Print the listing in its entirety and exactly, leaving out images.

* Begin SUPPLIED ENTRIES *

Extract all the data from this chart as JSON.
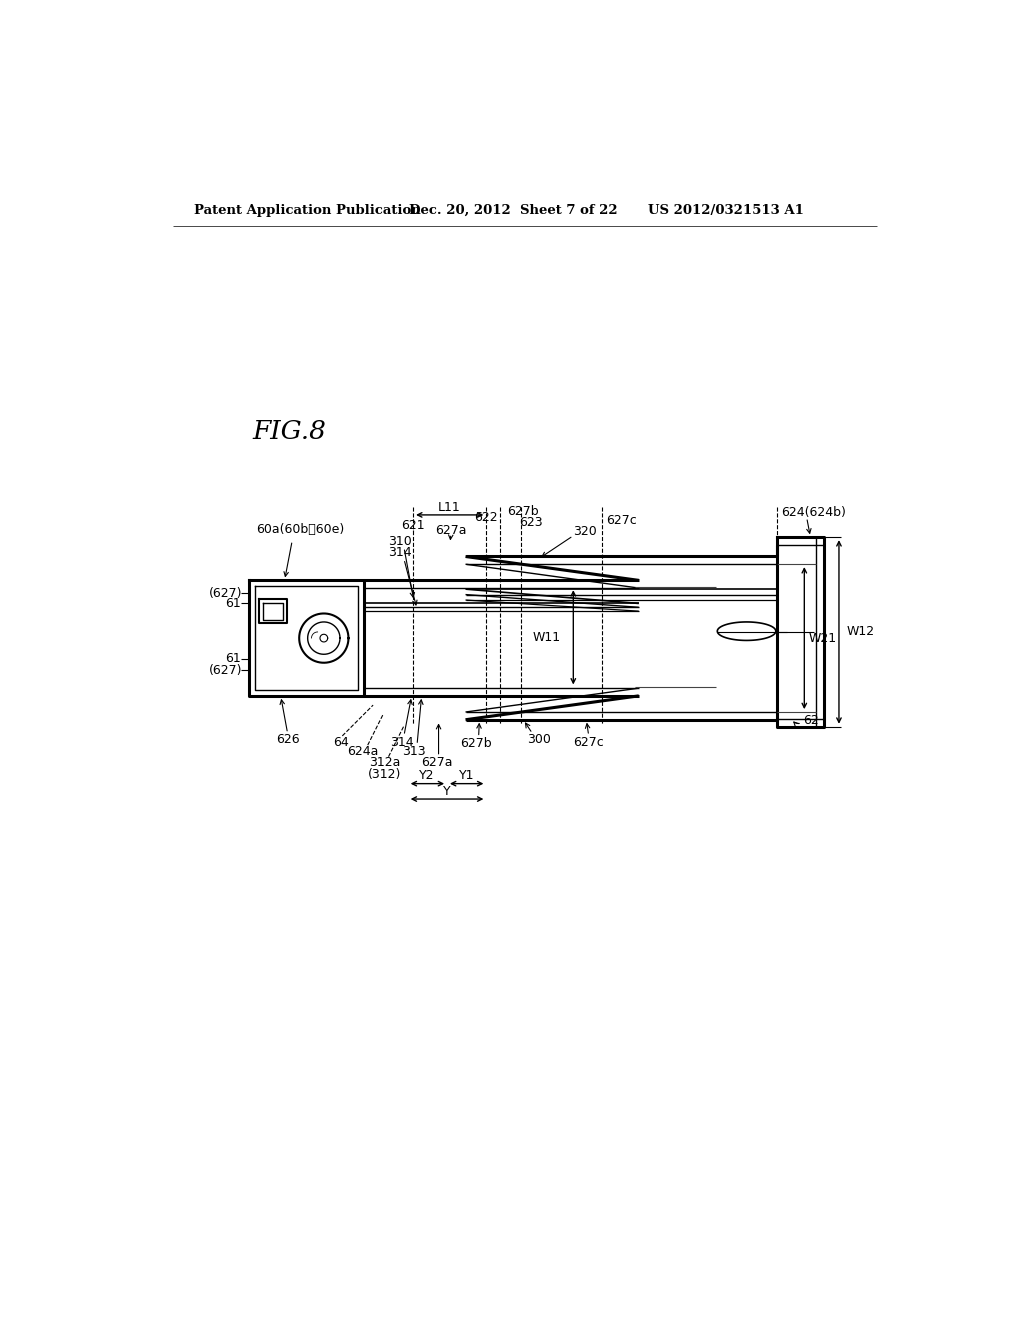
{
  "bg_color": "#ffffff",
  "header_left": "Patent Application Publication",
  "header_mid": "Dec. 20, 2012  Sheet 7 of 22",
  "header_right": "US 2012/0321513 A1",
  "fig_label": "FIG.8"
}
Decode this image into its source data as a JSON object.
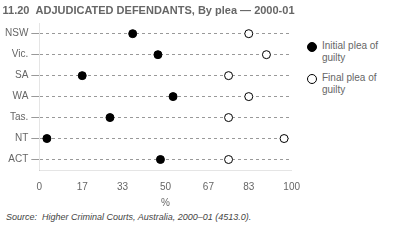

* End SUPPLIED ENTRIES *

**SOLUTION TO THIS EXERCISE:**
Extract all the data from this chart as JSON.
{
  "bg_color": "#ffffff",
  "header_left": "Patent Application Publication",
  "header_mid": "Dec. 20, 2012  Sheet 7 of 22",
  "header_right": "US 2012/0321513 A1",
  "fig_label": "FIG.8"
}
Decode this image into its source data as a JSON object.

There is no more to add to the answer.